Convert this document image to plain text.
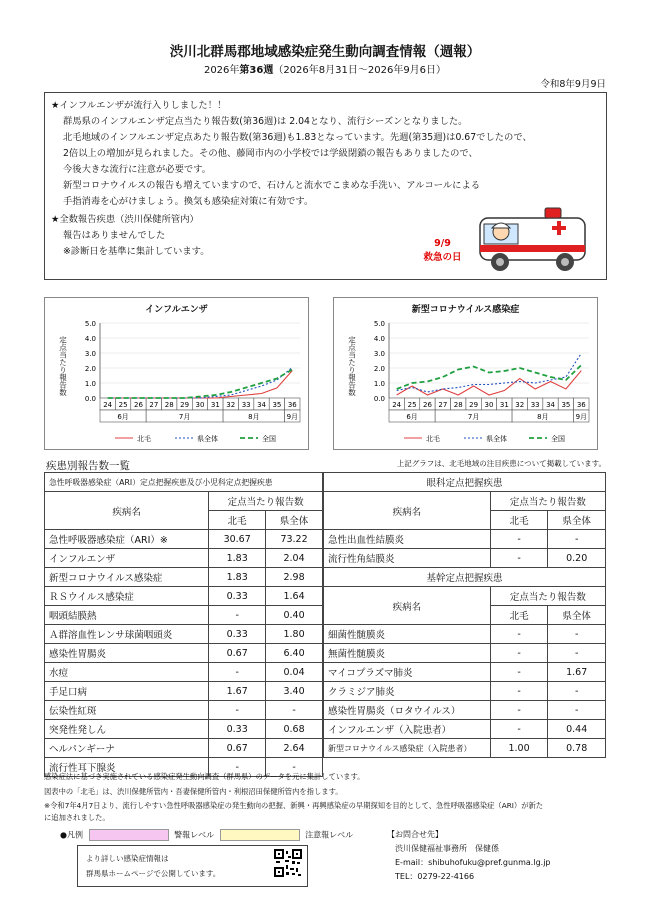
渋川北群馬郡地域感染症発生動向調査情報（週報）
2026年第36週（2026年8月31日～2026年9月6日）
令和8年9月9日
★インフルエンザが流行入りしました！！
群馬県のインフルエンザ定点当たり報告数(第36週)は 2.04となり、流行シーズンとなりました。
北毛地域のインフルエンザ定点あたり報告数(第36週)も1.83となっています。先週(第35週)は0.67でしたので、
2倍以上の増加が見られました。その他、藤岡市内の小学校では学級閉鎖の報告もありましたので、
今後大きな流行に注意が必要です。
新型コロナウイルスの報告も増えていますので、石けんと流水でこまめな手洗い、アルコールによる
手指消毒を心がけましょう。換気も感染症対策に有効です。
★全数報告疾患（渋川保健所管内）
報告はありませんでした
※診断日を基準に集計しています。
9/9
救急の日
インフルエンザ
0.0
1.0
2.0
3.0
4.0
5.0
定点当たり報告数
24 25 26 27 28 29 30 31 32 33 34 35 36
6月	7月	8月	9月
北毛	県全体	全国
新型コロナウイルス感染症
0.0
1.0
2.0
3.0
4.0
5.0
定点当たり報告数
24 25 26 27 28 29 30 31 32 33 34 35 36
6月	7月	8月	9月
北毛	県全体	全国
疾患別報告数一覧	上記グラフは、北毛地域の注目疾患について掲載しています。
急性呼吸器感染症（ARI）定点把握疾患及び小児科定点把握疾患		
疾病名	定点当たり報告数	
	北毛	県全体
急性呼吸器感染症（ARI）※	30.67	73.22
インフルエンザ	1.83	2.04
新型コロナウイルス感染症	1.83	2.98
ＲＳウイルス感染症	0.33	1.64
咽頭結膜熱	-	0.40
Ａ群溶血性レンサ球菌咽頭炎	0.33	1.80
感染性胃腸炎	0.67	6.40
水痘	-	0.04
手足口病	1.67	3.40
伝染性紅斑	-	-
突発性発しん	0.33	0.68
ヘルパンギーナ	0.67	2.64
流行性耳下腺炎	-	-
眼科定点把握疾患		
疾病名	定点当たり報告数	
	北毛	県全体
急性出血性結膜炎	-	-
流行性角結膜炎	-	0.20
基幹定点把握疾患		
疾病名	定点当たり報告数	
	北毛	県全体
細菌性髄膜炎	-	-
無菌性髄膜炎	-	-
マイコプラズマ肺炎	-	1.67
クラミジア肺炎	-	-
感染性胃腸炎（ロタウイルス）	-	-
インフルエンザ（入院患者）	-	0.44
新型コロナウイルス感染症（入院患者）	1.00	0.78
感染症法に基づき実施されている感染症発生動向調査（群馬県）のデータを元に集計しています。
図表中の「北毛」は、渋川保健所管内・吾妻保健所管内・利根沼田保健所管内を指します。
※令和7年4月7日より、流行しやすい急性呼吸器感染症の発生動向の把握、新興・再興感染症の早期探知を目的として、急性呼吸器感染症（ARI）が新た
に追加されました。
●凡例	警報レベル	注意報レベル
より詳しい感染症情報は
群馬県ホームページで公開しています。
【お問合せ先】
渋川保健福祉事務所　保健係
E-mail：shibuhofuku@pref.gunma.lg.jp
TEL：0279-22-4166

○ ○ ○ ○

_Exercise objective:_
Copy out each line of the data containing the string "入院患者".

_Reply:_
インフルエンザ（入院患者）	-	0.44
新型コロナウイルス感染症（入院患者）	1.00	0.78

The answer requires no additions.